===== RECORDED DATA =====
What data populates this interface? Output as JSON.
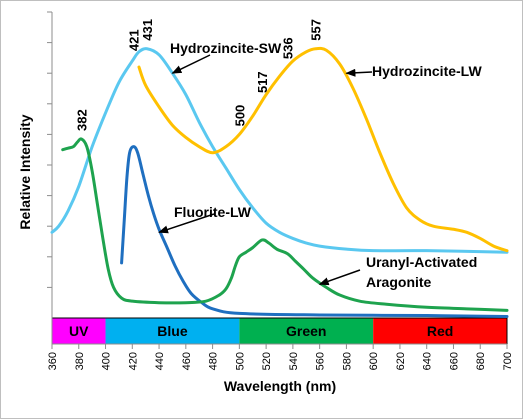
{
  "chart_data": {
    "type": "line",
    "title": "",
    "xlabel": "Wavelength (nm)",
    "ylabel": "Relative Intensity",
    "xlim": [
      360,
      700
    ],
    "ylim": [
      0,
      10
    ],
    "x_ticks": [
      "360",
      "380",
      "400",
      "420",
      "440",
      "460",
      "480",
      "500",
      "520",
      "540",
      "560",
      "580",
      "600",
      "620",
      "640",
      "660",
      "680",
      "700"
    ],
    "grid": false,
    "bands": [
      {
        "label": "UV",
        "from": 360,
        "to": 400,
        "color": "#ff00ff"
      },
      {
        "label": "Blue",
        "from": 400,
        "to": 500,
        "color": "#00b0f0"
      },
      {
        "label": "Green",
        "from": 500,
        "to": 600,
        "color": "#00b050"
      },
      {
        "label": "Red",
        "from": 600,
        "to": 700,
        "color": "#ff0000"
      }
    ],
    "series": [
      {
        "name": "Hydrozincite-SW",
        "color": "#5ac8f0",
        "points": [
          [
            360,
            2.8
          ],
          [
            365,
            3.0
          ],
          [
            372,
            3.5
          ],
          [
            380,
            4.3
          ],
          [
            390,
            5.6
          ],
          [
            400,
            6.7
          ],
          [
            410,
            7.7
          ],
          [
            420,
            8.4
          ],
          [
            425,
            8.7
          ],
          [
            431,
            8.8
          ],
          [
            440,
            8.6
          ],
          [
            450,
            8.0
          ],
          [
            460,
            7.3
          ],
          [
            470,
            6.4
          ],
          [
            480,
            5.6
          ],
          [
            490,
            4.9
          ],
          [
            500,
            4.2
          ],
          [
            510,
            3.6
          ],
          [
            520,
            3.1
          ],
          [
            530,
            2.8
          ],
          [
            540,
            2.6
          ],
          [
            550,
            2.45
          ],
          [
            560,
            2.35
          ],
          [
            580,
            2.25
          ],
          [
            600,
            2.2
          ],
          [
            640,
            2.2
          ],
          [
            700,
            2.15
          ]
        ]
      },
      {
        "name": "Hydrozincite-LW",
        "color": "#ffc000",
        "points": [
          [
            425,
            8.2
          ],
          [
            430,
            7.6
          ],
          [
            440,
            6.9
          ],
          [
            450,
            6.3
          ],
          [
            460,
            5.9
          ],
          [
            470,
            5.6
          ],
          [
            480,
            5.4
          ],
          [
            490,
            5.6
          ],
          [
            500,
            6.0
          ],
          [
            510,
            6.6
          ],
          [
            520,
            7.3
          ],
          [
            530,
            7.9
          ],
          [
            540,
            8.4
          ],
          [
            550,
            8.7
          ],
          [
            557,
            8.8
          ],
          [
            565,
            8.75
          ],
          [
            575,
            8.3
          ],
          [
            585,
            7.5
          ],
          [
            595,
            6.5
          ],
          [
            605,
            5.4
          ],
          [
            615,
            4.4
          ],
          [
            625,
            3.6
          ],
          [
            635,
            3.2
          ],
          [
            645,
            3.0
          ],
          [
            660,
            2.9
          ],
          [
            670,
            2.8
          ],
          [
            680,
            2.6
          ],
          [
            690,
            2.35
          ],
          [
            700,
            2.2
          ]
        ]
      },
      {
        "name": "Fluorite-LW",
        "color": "#1f6fc0",
        "points": [
          [
            412,
            1.8
          ],
          [
            414,
            3.2
          ],
          [
            416,
            4.6
          ],
          [
            418,
            5.4
          ],
          [
            421,
            5.6
          ],
          [
            424,
            5.4
          ],
          [
            428,
            4.7
          ],
          [
            432,
            4.0
          ],
          [
            436,
            3.4
          ],
          [
            440,
            2.9
          ],
          [
            446,
            2.3
          ],
          [
            452,
            1.7
          ],
          [
            458,
            1.2
          ],
          [
            464,
            0.8
          ],
          [
            472,
            0.5
          ],
          [
            480,
            0.3
          ],
          [
            500,
            0.15
          ],
          [
            560,
            0.1
          ],
          [
            640,
            0.08
          ],
          [
            700,
            0.05
          ]
        ]
      },
      {
        "name": "Uranyl-Activated Aragonite",
        "color": "#1ea34e",
        "points": [
          [
            368,
            5.5
          ],
          [
            372,
            5.55
          ],
          [
            376,
            5.6
          ],
          [
            379,
            5.75
          ],
          [
            382,
            5.85
          ],
          [
            386,
            5.6
          ],
          [
            390,
            4.8
          ],
          [
            394,
            3.7
          ],
          [
            398,
            2.6
          ],
          [
            402,
            1.6
          ],
          [
            406,
            1.0
          ],
          [
            412,
            0.65
          ],
          [
            420,
            0.55
          ],
          [
            440,
            0.5
          ],
          [
            460,
            0.5
          ],
          [
            475,
            0.55
          ],
          [
            485,
            0.75
          ],
          [
            490,
            0.95
          ],
          [
            494,
            1.3
          ],
          [
            497,
            1.7
          ],
          [
            500,
            2.0
          ],
          [
            505,
            2.15
          ],
          [
            510,
            2.3
          ],
          [
            517,
            2.55
          ],
          [
            522,
            2.45
          ],
          [
            528,
            2.25
          ],
          [
            536,
            2.1
          ],
          [
            542,
            1.85
          ],
          [
            548,
            1.6
          ],
          [
            555,
            1.3
          ],
          [
            565,
            1.0
          ],
          [
            575,
            0.75
          ],
          [
            590,
            0.55
          ],
          [
            610,
            0.45
          ],
          [
            640,
            0.35
          ],
          [
            670,
            0.3
          ],
          [
            700,
            0.25
          ]
        ]
      }
    ],
    "peak_labels": [
      {
        "text": "382",
        "x": 382
      },
      {
        "text": "421",
        "x": 421
      },
      {
        "text": "431",
        "x": 431
      },
      {
        "text": "557",
        "x": 557
      },
      {
        "text": "500",
        "x": 500
      },
      {
        "text": "517",
        "x": 517
      },
      {
        "text": "536",
        "x": 536
      }
    ],
    "annotations": [
      {
        "text": "Hydrozincite-SW",
        "arrow_to": [
          450,
          8.0
        ]
      },
      {
        "text": "Hydrozincite-LW",
        "arrow_to": [
          580,
          8.0
        ]
      },
      {
        "text": "Fluorite-LW",
        "arrow_to": [
          440,
          2.8
        ]
      },
      {
        "text": "Uranyl-Activated",
        "text2": "Aragonite",
        "arrow_to": [
          560,
          1.1
        ]
      }
    ]
  }
}
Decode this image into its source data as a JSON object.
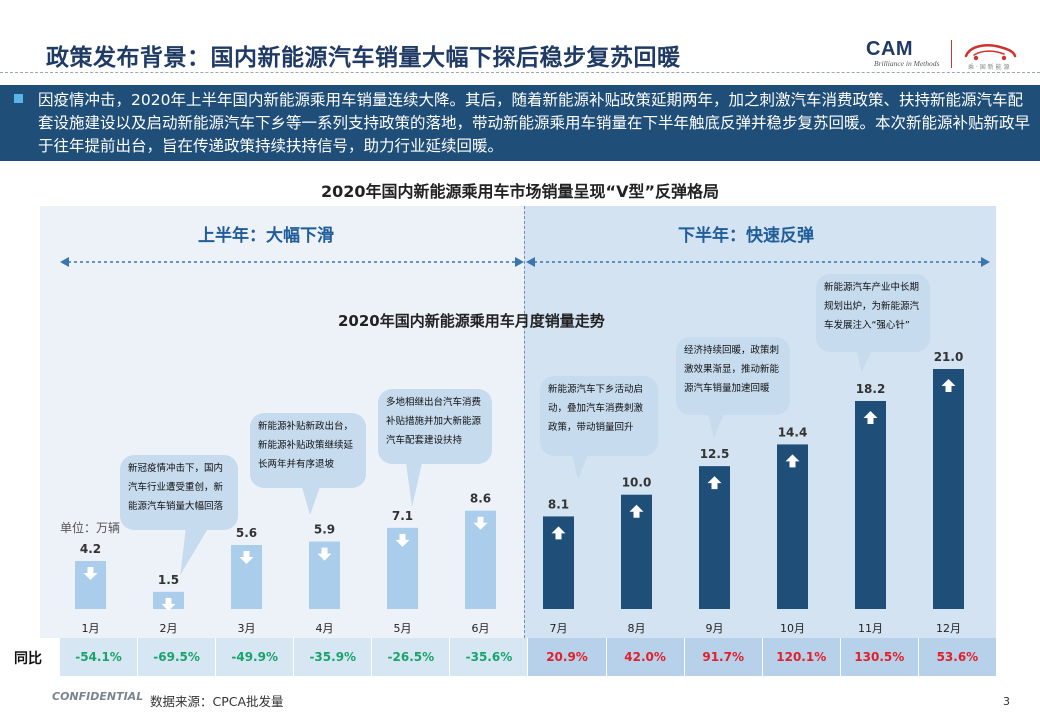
{
  "slide": {
    "title": "政策发布背景：国内新能源汽车销量大幅下探后稳步复苏回暖",
    "intro": "因疫情冲击，2020年上半年国内新能源乘用车销量连续大降。其后，随着新能源补贴政策延期两年，加之刺激汽车消费政策、扶持新能源汽车配套设施建设以及启动新能源汽车下乡等一系列支持政策的落地，带动新能源乘用车销量在下半年触底反弹并稳步复苏回暖。本次新能源补贴新政早于往年提前出台，旨在传递政策持续扶持信号，助力行业延续回暖。",
    "chart_heading": "2020年国内新能源乘用车市场销量呈现“V型”反弹格局",
    "h1_label": "上半年：大幅下滑",
    "h2_label": "下半年：快速反弹",
    "confidential": "CONFIDENTIAL",
    "source": "数据来源：CPCA批发量",
    "page_number": "3"
  },
  "logo": {
    "cam_text": "CAM",
    "cam_tag": "Brilliance in Methods",
    "car_tag": "乘 · 国 新 能 源"
  },
  "colors": {
    "title": "#1f3a64",
    "intro_bg": "#1f4e79",
    "bar_h1": "#a9cdea",
    "bar_h2": "#1f4e79",
    "yoy_negative": "#1aa36a",
    "yoy_positive": "#e0202a"
  },
  "chart_data": {
    "type": "bar",
    "title": "2020年国内新能源乘用车月度销量走势",
    "unit_label": "单位：万辆",
    "categories": [
      "1月",
      "2月",
      "3月",
      "4月",
      "5月",
      "6月",
      "7月",
      "8月",
      "9月",
      "10月",
      "11月",
      "12月"
    ],
    "values": [
      4.2,
      1.5,
      5.6,
      5.9,
      7.1,
      8.6,
      8.1,
      10.0,
      12.5,
      14.4,
      18.2,
      21.0
    ],
    "value_labels": [
      "4.2",
      "1.5",
      "5.6",
      "5.9",
      "7.1",
      "8.6",
      "8.1",
      "10.0",
      "12.5",
      "14.4",
      "18.2",
      "21.0"
    ],
    "trend": [
      "down",
      "down",
      "down",
      "down",
      "down",
      "down",
      "up",
      "up",
      "up",
      "up",
      "up",
      "up"
    ],
    "ylim": [
      0,
      21
    ],
    "grid": false,
    "yoy_label": "同比",
    "yoy": [
      "-54.1%",
      "-69.5%",
      "-49.9%",
      "-35.9%",
      "-26.5%",
      "-35.6%",
      "20.9%",
      "42.0%",
      "91.7%",
      "120.1%",
      "130.5%",
      "53.6%"
    ],
    "annotations": [
      {
        "month": "2月",
        "text": "新冠疫情冲击下，国内汽车行业遭受重创，新能源汽车销量大幅回落"
      },
      {
        "month": "4月",
        "text": "新能源补贴新政出台，新能源补贴政策继续延长两年并有序退坡"
      },
      {
        "month": "5月",
        "text": "多地相继出台汽车消费补贴措施并加大新能源汽车配套建设扶持"
      },
      {
        "month": "7月",
        "text": "新能源汽车下乡活动启动，叠加汽车消费刺激政策，带动销量回升"
      },
      {
        "month": "9月",
        "text": "经济持续回暖，政策刺激效果渐显，推动新能源汽车销量加速回暖"
      },
      {
        "month": "11月",
        "text": "新能源汽车产业中长期规划出炉，为新能源汽车发展注入“强心针”"
      }
    ]
  }
}
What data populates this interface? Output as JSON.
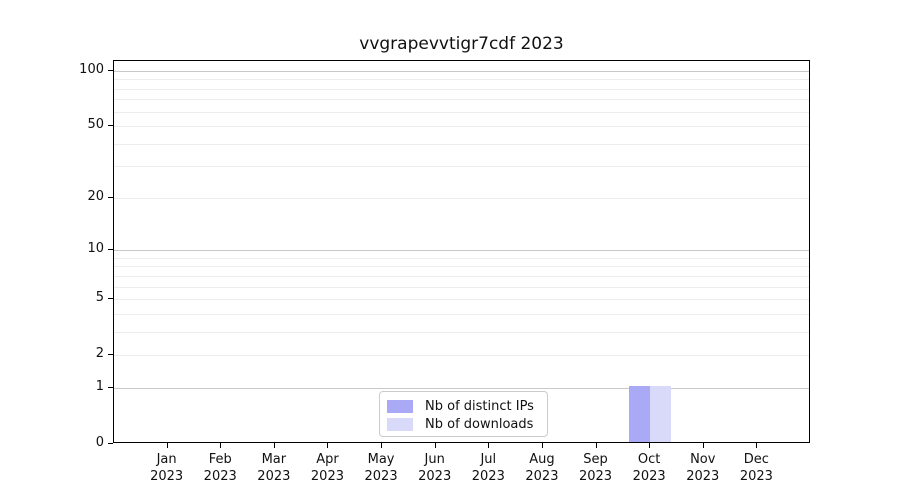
{
  "title": "vvgrapevvtigr7cdf 2023",
  "chart_data": {
    "type": "bar",
    "title": "vvgrapevvtigr7cdf 2023",
    "categories": [
      "Jan 2023",
      "Feb 2023",
      "Mar 2023",
      "Apr 2023",
      "May 2023",
      "Jun 2023",
      "Jul 2023",
      "Aug 2023",
      "Sep 2023",
      "Oct 2023",
      "Nov 2023",
      "Dec 2023"
    ],
    "x_tick_month_labels": [
      "Jan",
      "Feb",
      "Mar",
      "Apr",
      "May",
      "Jun",
      "Jul",
      "Aug",
      "Sep",
      "Oct",
      "Nov",
      "Dec"
    ],
    "x_tick_year_label": "2023",
    "series": [
      {
        "name": "Nb of distinct IPs",
        "color": "#a9a9f5",
        "values": [
          0,
          0,
          0,
          0,
          0,
          0,
          0,
          0,
          0,
          1,
          0,
          0
        ]
      },
      {
        "name": "Nb of downloads",
        "color": "#d9d9f9",
        "values": [
          0,
          0,
          0,
          0,
          0,
          0,
          0,
          0,
          0,
          1,
          0,
          0
        ]
      }
    ],
    "y_axis": {
      "scale": "log1p",
      "max": 100,
      "tick_values": [
        0,
        1,
        2,
        5,
        10,
        20,
        50,
        100
      ],
      "tick_labels": [
        "0",
        "1",
        "2",
        "5",
        "10",
        "20",
        "50",
        "100"
      ],
      "major_grid_values": [
        1,
        10,
        100
      ],
      "minor_grid_values": [
        2,
        3,
        4,
        5,
        6,
        7,
        8,
        9,
        20,
        30,
        40,
        50,
        60,
        70,
        80,
        90
      ]
    },
    "grid": "horizontal",
    "legend_position": "inside-bottom-center"
  },
  "colors": {
    "background": "#ffffff",
    "axis": "#000000",
    "major_grid": "#c9c9c9",
    "minor_grid": "#ededed",
    "legend_border": "#cccccc",
    "bar_distinct_ips": "#a9a9f5",
    "bar_downloads": "#d9d9f9"
  }
}
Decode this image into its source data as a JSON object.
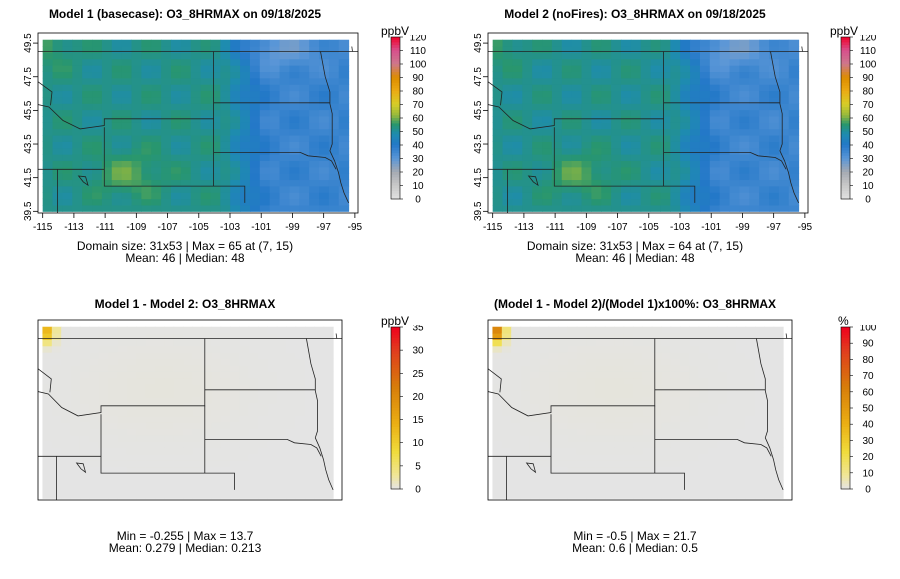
{
  "chart_data": [
    {
      "type": "heatmap",
      "title": "Model 1 (basecase): O3_8HRMAX on 09/18/2025",
      "legend_label": "ppbV",
      "legend_ticks": [
        "120",
        "110",
        "100",
        "90",
        "80",
        "70",
        "60",
        "50",
        "40",
        "30",
        "20",
        "10",
        "0"
      ],
      "legend_range": [
        0,
        120
      ],
      "x_ticks": [
        "-115",
        "-113",
        "-111",
        "-109",
        "-107",
        "-105",
        "-103",
        "-101",
        "-99",
        "-97",
        "-95"
      ],
      "y_ticks": [
        "49.5",
        "47.5",
        "45.5",
        "43.5",
        "41.5",
        "39.5"
      ],
      "xlim": [
        -115.3,
        -94.8
      ],
      "ylim": [
        39.4,
        50.1
      ],
      "stats_line1": "Domain size: 31x53 | Max = 65 at (7, 15)",
      "stats_line2": "Mean: 46 |  Median: 48",
      "max": 65,
      "mean": 46,
      "median": 48
    },
    {
      "type": "heatmap",
      "title": "Model 2 (noFires): O3_8HRMAX on 09/18/2025",
      "legend_label": "ppbV",
      "legend_ticks": [
        "120",
        "110",
        "100",
        "90",
        "80",
        "70",
        "60",
        "50",
        "40",
        "30",
        "20",
        "10",
        "0"
      ],
      "legend_range": [
        0,
        120
      ],
      "x_ticks": [
        "-115",
        "-113",
        "-111",
        "-109",
        "-107",
        "-105",
        "-103",
        "-101",
        "-99",
        "-97",
        "-95"
      ],
      "y_ticks": [
        "49.5",
        "47.5",
        "45.5",
        "43.5",
        "41.5",
        "39.5"
      ],
      "xlim": [
        -115.3,
        -94.8
      ],
      "ylim": [
        39.4,
        50.1
      ],
      "stats_line1": "Domain size: 31x53 | Max = 64 at (7, 15)",
      "stats_line2": "Mean: 46 |  Median: 48",
      "max": 64,
      "mean": 46,
      "median": 48
    },
    {
      "type": "heatmap",
      "title": "Model 1 - Model 2: O3_8HRMAX",
      "legend_label": "ppbV",
      "legend_ticks": [
        "35",
        "30",
        "25",
        "20",
        "15",
        "10",
        "5",
        "0"
      ],
      "legend_range": [
        0,
        35
      ],
      "stats_line1": "Min = -0.255 | Max = 13.7",
      "stats_line2": "Mean: 0.279 |  Median: 0.213",
      "min": -0.255,
      "max": 13.7,
      "mean": 0.279,
      "median": 0.213
    },
    {
      "type": "heatmap",
      "title": "(Model 1 - Model 2)/(Model 1)x100%: O3_8HRMAX",
      "legend_label": "%",
      "legend_ticks": [
        "100",
        "90",
        "80",
        "70",
        "60",
        "50",
        "40",
        "30",
        "20",
        "10",
        "0"
      ],
      "legend_range": [
        0,
        100
      ],
      "stats_line1": "Min = -0.5 | Max = 21.7",
      "stats_line2": "Mean: 0.6 |  Median: 0.5",
      "min": -0.5,
      "max": 21.7,
      "mean": 0.6,
      "median": 0.5
    }
  ]
}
=====
▸ **YOUR GOAL**
Locate the word "Model" in the records above, and return each line that has it.

▸ **SOLUTION TO THIS EXERCISE**
      "title": "Model 1 (basecase): O3_8HRMAX on 09/18/2025",
      "title": "Model 2 (noFires): O3_8HRMAX on 09/18/2025",
      "title": "Model 1 - Model 2: O3_8HRMAX",
      "title": "(Model 1 - Model 2)/(Model 1)x100%: O3_8HRMAX",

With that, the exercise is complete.